Problem statement - Each record below is to be copied word for word, with pictures removed.

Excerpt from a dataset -
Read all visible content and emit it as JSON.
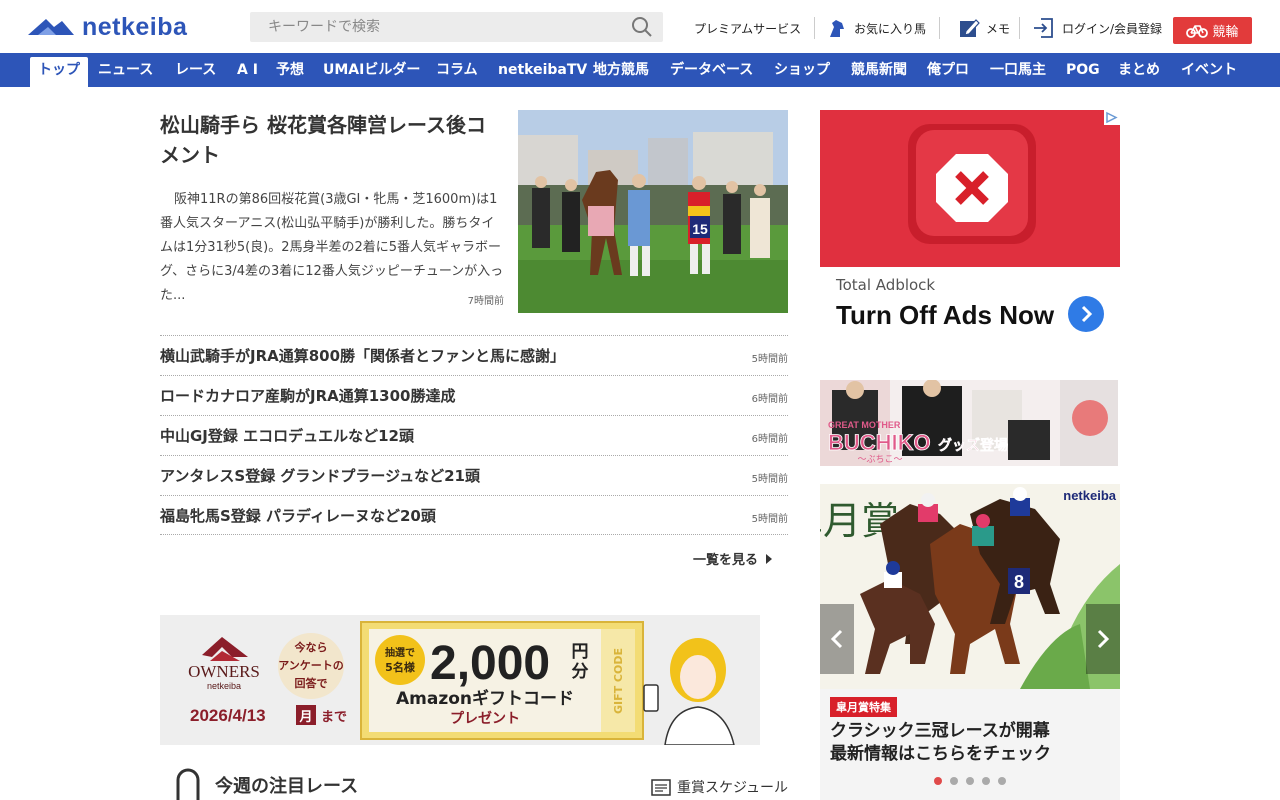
{
  "header": {
    "logo_text": "netkeiba",
    "search_placeholder": "キーワードで検索",
    "links": {
      "premium": "プレミアムサービス",
      "favorite": "お気に入り馬",
      "memo": "メモ",
      "login": "ログイン/会員登録",
      "keirin": "競輪"
    }
  },
  "nav": {
    "items": [
      "トップ",
      "ニュース",
      "レース",
      "A I",
      "予想",
      "UMAIビルダー",
      "コラム",
      "netkeibaTV",
      "地方競馬",
      "データベース",
      "ショップ",
      "競馬新聞",
      "俺プロ",
      "一口馬主",
      "POG",
      "まとめ",
      "イベント"
    ],
    "active_index": 0
  },
  "lead": {
    "title": "松山騎手ら 桜花賞各陣営レース後コメント",
    "body": "阪神11Rの第86回桜花賞(3歳GI・牝馬・芝1600m)は1番人気スターアニス(松山弘平騎手)が勝利した。勝ちタイムは1分31秒5(良)。2馬身半差の2着に5番人気ギャラボーグ、さらに3/4差の3着に12番人気ジッピーチューンが入った...",
    "time": "7時間前",
    "photo_number": "15"
  },
  "news": [
    {
      "title": "横山武騎手がJRA通算800勝「関係者とファンと馬に感謝」",
      "time": "5時間前"
    },
    {
      "title": "ロードカナロア産駒がJRA通算1300勝達成",
      "time": "6時間前"
    },
    {
      "title": "中山GJ登録 エコロデュエルなど12頭",
      "time": "6時間前"
    },
    {
      "title": "アンタレスS登録 グランドプラージュなど21頭",
      "time": "5時間前"
    },
    {
      "title": "福島牝馬S登録 パラディレーヌなど20頭",
      "time": "5時間前"
    }
  ],
  "more_label": "一覧を見る",
  "owners_banner": {
    "brand": "OWNERS",
    "sub": "netkeiba",
    "circle": [
      "今なら",
      "アンケートの",
      "回答で"
    ],
    "date": "2026/4/13",
    "weekday": "月",
    "until": "まで",
    "lottery": [
      "抽選で",
      "5名様"
    ],
    "amount": "2,000",
    "unit": [
      "円",
      "分"
    ],
    "gift": "Amazonギフトコード",
    "present": "プレゼント",
    "gift_code": "GIFT CODE"
  },
  "featured": {
    "title": "今週の注目レース",
    "schedule": "重賞スケジュール"
  },
  "ad": {
    "brand": "Total Adblock",
    "headline": "Turn Off Ads Now"
  },
  "buchiko": {
    "line1": "GREAT MOTHER",
    "line2": "BUCHIKO",
    "line3": "グッズ登場",
    "line4": "～ぶちこ～"
  },
  "satsuki": {
    "big_title": "皐月賞",
    "brand": "netkeiba",
    "number": "8",
    "tag": "皐月賞特集",
    "headline1": "クラシック三冠レースが開幕",
    "headline2": "最新情報はこちらをチェック",
    "slide_count": 5,
    "active_slide": 0
  },
  "colors": {
    "brand_blue": "#2d55b8",
    "keirin_red": "#e23b3b",
    "ad_red": "#e0303f"
  }
}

Correct response -
Read all visible content and emit it as JSON.
{
  "header": {
    "logo_text": "netkeiba",
    "search_placeholder": "キーワードで検索",
    "links": {
      "premium": "プレミアムサービス",
      "favorite": "お気に入り馬",
      "memo": "メモ",
      "login": "ログイン/会員登録",
      "keirin": "競輪"
    }
  },
  "nav": {
    "items": [
      "トップ",
      "ニュース",
      "レース",
      "A I",
      "予想",
      "UMAIビルダー",
      "コラム",
      "netkeibaTV",
      "地方競馬",
      "データベース",
      "ショップ",
      "競馬新聞",
      "俺プロ",
      "一口馬主",
      "POG",
      "まとめ",
      "イベント"
    ],
    "active_index": 0
  },
  "lead": {
    "title": "松山騎手ら 桜花賞各陣営レース後コメント",
    "body": "阪神11Rの第86回桜花賞(3歳GI・牝馬・芝1600m)は1番人気スターアニス(松山弘平騎手)が勝利した。勝ちタイムは1分31秒5(良)。2馬身半差の2着に5番人気ギャラボーグ、さらに3/4差の3着に12番人気ジッピーチューンが入った...",
    "time": "7時間前",
    "photo_number": "15"
  },
  "news": [
    {
      "title": "横山武騎手がJRA通算800勝「関係者とファンと馬に感謝」",
      "time": "5時間前"
    },
    {
      "title": "ロードカナロア産駒がJRA通算1300勝達成",
      "time": "6時間前"
    },
    {
      "title": "中山GJ登録 エコロデュエルなど12頭",
      "time": "6時間前"
    },
    {
      "title": "アンタレスS登録 グランドプラージュなど21頭",
      "time": "5時間前"
    },
    {
      "title": "福島牝馬S登録 パラディレーヌなど20頭",
      "time": "5時間前"
    }
  ],
  "more_label": "一覧を見る",
  "owners_banner": {
    "brand": "OWNERS",
    "sub": "netkeiba",
    "circle": [
      "今なら",
      "アンケートの",
      "回答で"
    ],
    "date": "2026/4/13",
    "weekday": "月",
    "until": "まで",
    "lottery": [
      "抽選で",
      "5名様"
    ],
    "amount": "2,000",
    "unit": [
      "円",
      "分"
    ],
    "gift": "Amazonギフトコード",
    "present": "プレゼント",
    "gift_code": "GIFT CODE"
  },
  "featured": {
    "title": "今週の注目レース",
    "schedule": "重賞スケジュール"
  },
  "ad": {
    "brand": "Total Adblock",
    "headline": "Turn Off Ads Now"
  },
  "buchiko": {
    "line1": "GREAT MOTHER",
    "line2": "BUCHIKO",
    "line3": "グッズ登場",
    "line4": "～ぶちこ～"
  },
  "satsuki": {
    "big_title": "皐月賞",
    "brand": "netkeiba",
    "number": "8",
    "tag": "皐月賞特集",
    "headline1": "クラシック三冠レースが開幕",
    "headline2": "最新情報はこちらをチェック",
    "slide_count": 5,
    "active_slide": 0
  },
  "colors": {
    "brand_blue": "#2d55b8",
    "keirin_red": "#e23b3b",
    "ad_red": "#e0303f"
  }
}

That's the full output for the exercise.